Your task | Present the data once more in exactly its original form.

Data to use |
◆ ◆ ◆ ◆

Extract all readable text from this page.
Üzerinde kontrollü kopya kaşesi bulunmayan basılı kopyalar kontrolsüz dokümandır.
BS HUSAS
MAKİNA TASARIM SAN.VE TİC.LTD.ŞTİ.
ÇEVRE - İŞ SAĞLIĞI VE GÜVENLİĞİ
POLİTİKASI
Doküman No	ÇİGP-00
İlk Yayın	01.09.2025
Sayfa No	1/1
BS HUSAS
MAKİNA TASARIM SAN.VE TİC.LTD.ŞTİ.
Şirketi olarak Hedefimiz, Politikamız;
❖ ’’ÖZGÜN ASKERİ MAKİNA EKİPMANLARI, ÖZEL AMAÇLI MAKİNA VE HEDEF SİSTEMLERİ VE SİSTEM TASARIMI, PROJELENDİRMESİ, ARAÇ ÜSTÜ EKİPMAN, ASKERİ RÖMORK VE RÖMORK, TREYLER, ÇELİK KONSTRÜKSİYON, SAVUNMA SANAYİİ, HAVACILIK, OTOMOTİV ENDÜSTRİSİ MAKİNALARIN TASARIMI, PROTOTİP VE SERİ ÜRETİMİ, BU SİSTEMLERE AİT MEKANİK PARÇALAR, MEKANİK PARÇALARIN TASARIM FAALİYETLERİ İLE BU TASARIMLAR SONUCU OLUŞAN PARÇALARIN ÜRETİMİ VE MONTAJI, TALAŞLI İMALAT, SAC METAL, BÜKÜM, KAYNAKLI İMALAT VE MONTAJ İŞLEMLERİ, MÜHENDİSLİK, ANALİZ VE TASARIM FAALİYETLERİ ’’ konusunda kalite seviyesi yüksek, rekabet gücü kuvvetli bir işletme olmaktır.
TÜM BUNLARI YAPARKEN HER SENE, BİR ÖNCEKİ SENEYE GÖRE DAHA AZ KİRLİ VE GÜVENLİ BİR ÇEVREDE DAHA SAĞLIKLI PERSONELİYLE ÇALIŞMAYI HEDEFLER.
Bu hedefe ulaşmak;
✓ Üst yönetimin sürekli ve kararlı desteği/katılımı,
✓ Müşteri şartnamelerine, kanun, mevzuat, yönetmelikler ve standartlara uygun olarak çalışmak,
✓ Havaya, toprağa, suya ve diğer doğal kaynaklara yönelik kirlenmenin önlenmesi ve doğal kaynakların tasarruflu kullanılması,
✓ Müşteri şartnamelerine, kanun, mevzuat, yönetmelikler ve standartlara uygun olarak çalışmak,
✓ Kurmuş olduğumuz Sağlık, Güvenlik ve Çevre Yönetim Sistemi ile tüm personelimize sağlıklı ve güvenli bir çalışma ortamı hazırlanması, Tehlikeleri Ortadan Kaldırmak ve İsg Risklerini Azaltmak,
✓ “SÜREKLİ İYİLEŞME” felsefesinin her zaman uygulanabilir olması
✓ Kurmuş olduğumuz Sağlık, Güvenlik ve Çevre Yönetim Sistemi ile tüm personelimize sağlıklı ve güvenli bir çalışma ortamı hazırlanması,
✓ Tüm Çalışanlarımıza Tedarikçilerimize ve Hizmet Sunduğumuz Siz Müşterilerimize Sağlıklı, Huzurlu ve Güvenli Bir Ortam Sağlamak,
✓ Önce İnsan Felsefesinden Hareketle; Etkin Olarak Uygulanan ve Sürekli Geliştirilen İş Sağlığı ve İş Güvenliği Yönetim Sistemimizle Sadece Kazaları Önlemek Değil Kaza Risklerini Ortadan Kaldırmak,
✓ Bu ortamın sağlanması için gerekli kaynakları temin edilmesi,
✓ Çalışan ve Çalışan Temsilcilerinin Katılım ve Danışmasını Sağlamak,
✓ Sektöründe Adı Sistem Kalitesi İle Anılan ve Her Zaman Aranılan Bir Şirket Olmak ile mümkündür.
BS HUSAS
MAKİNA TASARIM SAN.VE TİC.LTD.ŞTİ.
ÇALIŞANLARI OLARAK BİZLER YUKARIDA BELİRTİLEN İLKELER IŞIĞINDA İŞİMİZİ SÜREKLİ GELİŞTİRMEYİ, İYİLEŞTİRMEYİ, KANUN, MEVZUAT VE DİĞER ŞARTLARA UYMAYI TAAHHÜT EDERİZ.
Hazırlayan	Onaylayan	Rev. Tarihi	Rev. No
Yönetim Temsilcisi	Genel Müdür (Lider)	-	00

◆ ◆ ◆ ◆

The output |
Extract all readable text from this page.
Üzerinde kontrollü kopya kaşesi bulunmayan basılı kopyalar kontrolsüz dokümandır.
BS HUSAS
MAKİNA TASARIM SAN.VE TİC.LTD.ŞTİ.
ÇEVRE - İŞ SAĞLIĞI VE GÜVENLİĞİ
POLİTİKASI
Doküman No	ÇİGP-00
İlk Yayın	01.09.2025
Sayfa No	1/1
BS HUSAS
MAKİNA TASARIM SAN.VE TİC.LTD.ŞTİ.
Şirketi olarak Hedefimiz, Politikamız;
❖ ’’ÖZGÜN ASKERİ MAKİNA EKİPMANLARI, ÖZEL AMAÇLI MAKİNA VE HEDEF SİSTEMLERİ VE SİSTEM TASARIMI, PROJELENDİRMESİ, ARAÇ ÜSTÜ EKİPMAN, ASKERİ RÖMORK VE RÖMORK, TREYLER, ÇELİK KONSTRÜKSİYON, SAVUNMA SANAYİİ, HAVACILIK, OTOMOTİV ENDÜSTRİSİ MAKİNALARIN TASARIMI, PROTOTİP VE SERİ ÜRETİMİ, BU SİSTEMLERE AİT MEKANİK PARÇALAR, MEKANİK PARÇALARIN TASARIM FAALİYETLERİ İLE BU TASARIMLAR SONUCU OLUŞAN PARÇALARIN ÜRETİMİ VE MONTAJI, TALAŞLI İMALAT, SAC METAL, BÜKÜM, KAYNAKLI İMALAT VE MONTAJ İŞLEMLERİ, MÜHENDİSLİK, ANALİZ VE TASARIM FAALİYETLERİ ’’ konusunda kalite seviyesi yüksek, rekabet gücü kuvvetli bir işletme olmaktır.
TÜM BUNLARI YAPARKEN HER SENE, BİR ÖNCEKİ SENEYE GÖRE DAHA AZ KİRLİ VE GÜVENLİ BİR ÇEVREDE DAHA SAĞLIKLI PERSONELİYLE ÇALIŞMAYI HEDEFLER.
Bu hedefe ulaşmak;
✓ Üst yönetimin sürekli ve kararlı desteği/katılımı,
✓ Müşteri şartnamelerine, kanun, mevzuat, yönetmelikler ve standartlara uygun olarak çalışmak,
✓ Havaya, toprağa, suya ve diğer doğal kaynaklara yönelik kirlenmenin önlenmesi ve doğal kaynakların tasarruflu kullanılması,
✓ Müşteri şartnamelerine, kanun, mevzuat, yönetmelikler ve standartlara uygun olarak çalışmak,
✓ Kurmuş olduğumuz Sağlık, Güvenlik ve Çevre Yönetim Sistemi ile tüm personelimize sağlıklı ve güvenli bir çalışma ortamı hazırlanması, Tehlikeleri Ortadan Kaldırmak ve İsg Risklerini Azaltmak,
✓ “SÜREKLİ İYİLEŞME” felsefesinin her zaman uygulanabilir olması
✓ Kurmuş olduğumuz Sağlık, Güvenlik ve Çevre Yönetim Sistemi ile tüm personelimize sağlıklı ve güvenli bir çalışma ortamı hazırlanması,
✓ Tüm Çalışanlarımıza Tedarikçilerimize ve Hizmet Sunduğumuz Siz Müşterilerimize Sağlıklı, Huzurlu ve Güvenli Bir Ortam Sağlamak,
✓ Önce İnsan Felsefesinden Hareketle; Etkin Olarak Uygulanan ve Sürekli Geliştirilen İş Sağlığı ve İş Güvenliği Yönetim Sistemimizle Sadece Kazaları Önlemek Değil Kaza Risklerini Ortadan Kaldırmak,
✓ Bu ortamın sağlanması için gerekli kaynakları temin edilmesi,
✓ Çalışan ve Çalışan Temsilcilerinin Katılım ve Danışmasını Sağlamak,
✓ Sektöründe Adı Sistem Kalitesi İle Anılan ve Her Zaman Aranılan Bir Şirket Olmak ile mümkündür.
BS HUSAS
MAKİNA TASARIM SAN.VE TİC.LTD.ŞTİ.
ÇALIŞANLARI OLARAK BİZLER YUKARIDA BELİRTİLEN İLKELER IŞIĞINDA İŞİMİZİ SÜREKLİ GELİŞTİRMEYİ, İYİLEŞTİRMEYİ, KANUN, MEVZUAT VE DİĞER ŞARTLARA UYMAYI TAAHHÜT EDERİZ.
Hazırlayan	Onaylayan	Rev. Tarihi	Rev. No
Yönetim Temsilcisi	Genel Müdür (Lider)	-	00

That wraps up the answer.